Set task: Copy all entries without alteration and skip the pictures they hold.

[Data records]
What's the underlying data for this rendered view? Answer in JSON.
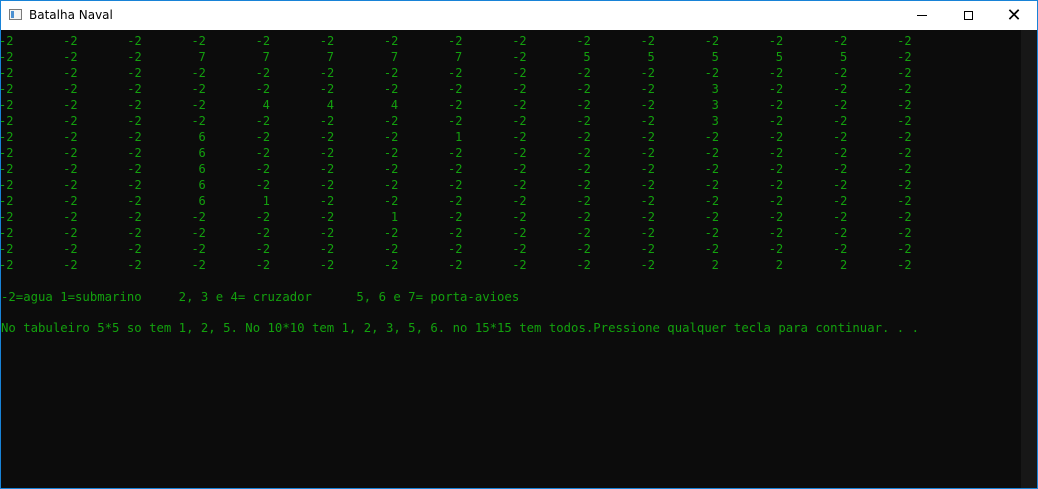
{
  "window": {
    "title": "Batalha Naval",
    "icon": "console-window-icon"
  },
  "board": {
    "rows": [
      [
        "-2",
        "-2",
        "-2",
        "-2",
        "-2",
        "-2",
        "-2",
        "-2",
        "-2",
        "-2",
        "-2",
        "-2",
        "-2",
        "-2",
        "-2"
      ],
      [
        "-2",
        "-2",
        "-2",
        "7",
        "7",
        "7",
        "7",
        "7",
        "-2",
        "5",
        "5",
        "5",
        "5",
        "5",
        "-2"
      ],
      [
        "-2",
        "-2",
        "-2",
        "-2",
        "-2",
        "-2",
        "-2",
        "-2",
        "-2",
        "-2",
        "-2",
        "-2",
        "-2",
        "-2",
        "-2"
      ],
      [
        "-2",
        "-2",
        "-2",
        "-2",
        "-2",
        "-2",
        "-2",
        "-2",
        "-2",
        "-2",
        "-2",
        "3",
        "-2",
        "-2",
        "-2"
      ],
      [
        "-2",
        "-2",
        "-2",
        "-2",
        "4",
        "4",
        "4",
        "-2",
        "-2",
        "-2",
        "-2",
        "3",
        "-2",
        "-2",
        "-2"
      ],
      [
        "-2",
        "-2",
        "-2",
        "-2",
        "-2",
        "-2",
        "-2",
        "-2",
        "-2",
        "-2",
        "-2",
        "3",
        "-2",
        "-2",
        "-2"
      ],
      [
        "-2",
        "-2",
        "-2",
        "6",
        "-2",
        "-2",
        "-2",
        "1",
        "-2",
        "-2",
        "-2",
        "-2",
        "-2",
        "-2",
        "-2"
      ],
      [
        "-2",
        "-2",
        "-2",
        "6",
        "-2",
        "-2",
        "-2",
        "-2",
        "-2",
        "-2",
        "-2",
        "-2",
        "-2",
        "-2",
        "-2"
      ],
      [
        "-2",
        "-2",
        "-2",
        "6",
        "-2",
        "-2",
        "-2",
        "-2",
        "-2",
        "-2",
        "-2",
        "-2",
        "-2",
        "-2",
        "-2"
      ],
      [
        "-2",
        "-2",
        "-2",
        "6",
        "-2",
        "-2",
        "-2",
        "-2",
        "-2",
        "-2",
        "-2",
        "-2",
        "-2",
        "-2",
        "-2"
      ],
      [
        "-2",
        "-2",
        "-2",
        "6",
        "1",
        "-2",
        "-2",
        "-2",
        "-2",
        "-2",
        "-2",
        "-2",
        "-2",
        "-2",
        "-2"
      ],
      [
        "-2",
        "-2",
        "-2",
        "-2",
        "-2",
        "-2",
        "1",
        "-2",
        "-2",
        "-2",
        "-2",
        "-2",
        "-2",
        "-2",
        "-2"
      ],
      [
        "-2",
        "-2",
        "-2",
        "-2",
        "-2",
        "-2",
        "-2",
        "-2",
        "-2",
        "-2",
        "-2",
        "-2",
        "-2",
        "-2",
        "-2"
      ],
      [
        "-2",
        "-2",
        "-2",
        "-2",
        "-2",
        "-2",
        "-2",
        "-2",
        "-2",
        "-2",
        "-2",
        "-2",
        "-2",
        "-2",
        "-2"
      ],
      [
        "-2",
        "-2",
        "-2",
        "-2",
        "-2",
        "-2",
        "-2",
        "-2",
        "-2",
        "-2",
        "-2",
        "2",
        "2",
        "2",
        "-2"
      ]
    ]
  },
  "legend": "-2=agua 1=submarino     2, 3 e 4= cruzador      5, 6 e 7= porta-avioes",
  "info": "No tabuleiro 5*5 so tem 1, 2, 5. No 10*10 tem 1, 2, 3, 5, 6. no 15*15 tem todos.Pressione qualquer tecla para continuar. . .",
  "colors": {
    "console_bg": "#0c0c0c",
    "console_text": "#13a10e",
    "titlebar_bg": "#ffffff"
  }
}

The output:
What's the underlying data for this rendered view? Answer in JSON.
{
  "window": {
    "title": "Batalha Naval",
    "icon": "console-window-icon"
  },
  "board": {
    "rows": [
      [
        "-2",
        "-2",
        "-2",
        "-2",
        "-2",
        "-2",
        "-2",
        "-2",
        "-2",
        "-2",
        "-2",
        "-2",
        "-2",
        "-2",
        "-2"
      ],
      [
        "-2",
        "-2",
        "-2",
        "7",
        "7",
        "7",
        "7",
        "7",
        "-2",
        "5",
        "5",
        "5",
        "5",
        "5",
        "-2"
      ],
      [
        "-2",
        "-2",
        "-2",
        "-2",
        "-2",
        "-2",
        "-2",
        "-2",
        "-2",
        "-2",
        "-2",
        "-2",
        "-2",
        "-2",
        "-2"
      ],
      [
        "-2",
        "-2",
        "-2",
        "-2",
        "-2",
        "-2",
        "-2",
        "-2",
        "-2",
        "-2",
        "-2",
        "3",
        "-2",
        "-2",
        "-2"
      ],
      [
        "-2",
        "-2",
        "-2",
        "-2",
        "4",
        "4",
        "4",
        "-2",
        "-2",
        "-2",
        "-2",
        "3",
        "-2",
        "-2",
        "-2"
      ],
      [
        "-2",
        "-2",
        "-2",
        "-2",
        "-2",
        "-2",
        "-2",
        "-2",
        "-2",
        "-2",
        "-2",
        "3",
        "-2",
        "-2",
        "-2"
      ],
      [
        "-2",
        "-2",
        "-2",
        "6",
        "-2",
        "-2",
        "-2",
        "1",
        "-2",
        "-2",
        "-2",
        "-2",
        "-2",
        "-2",
        "-2"
      ],
      [
        "-2",
        "-2",
        "-2",
        "6",
        "-2",
        "-2",
        "-2",
        "-2",
        "-2",
        "-2",
        "-2",
        "-2",
        "-2",
        "-2",
        "-2"
      ],
      [
        "-2",
        "-2",
        "-2",
        "6",
        "-2",
        "-2",
        "-2",
        "-2",
        "-2",
        "-2",
        "-2",
        "-2",
        "-2",
        "-2",
        "-2"
      ],
      [
        "-2",
        "-2",
        "-2",
        "6",
        "-2",
        "-2",
        "-2",
        "-2",
        "-2",
        "-2",
        "-2",
        "-2",
        "-2",
        "-2",
        "-2"
      ],
      [
        "-2",
        "-2",
        "-2",
        "6",
        "1",
        "-2",
        "-2",
        "-2",
        "-2",
        "-2",
        "-2",
        "-2",
        "-2",
        "-2",
        "-2"
      ],
      [
        "-2",
        "-2",
        "-2",
        "-2",
        "-2",
        "-2",
        "1",
        "-2",
        "-2",
        "-2",
        "-2",
        "-2",
        "-2",
        "-2",
        "-2"
      ],
      [
        "-2",
        "-2",
        "-2",
        "-2",
        "-2",
        "-2",
        "-2",
        "-2",
        "-2",
        "-2",
        "-2",
        "-2",
        "-2",
        "-2",
        "-2"
      ],
      [
        "-2",
        "-2",
        "-2",
        "-2",
        "-2",
        "-2",
        "-2",
        "-2",
        "-2",
        "-2",
        "-2",
        "-2",
        "-2",
        "-2",
        "-2"
      ],
      [
        "-2",
        "-2",
        "-2",
        "-2",
        "-2",
        "-2",
        "-2",
        "-2",
        "-2",
        "-2",
        "-2",
        "2",
        "2",
        "2",
        "-2"
      ]
    ]
  },
  "legend": "-2=agua 1=submarino     2, 3 e 4= cruzador      5, 6 e 7= porta-avioes",
  "info": "No tabuleiro 5*5 so tem 1, 2, 5. No 10*10 tem 1, 2, 3, 5, 6. no 15*15 tem todos.Pressione qualquer tecla para continuar. . .",
  "colors": {
    "console_bg": "#0c0c0c",
    "console_text": "#13a10e",
    "titlebar_bg": "#ffffff"
  }
}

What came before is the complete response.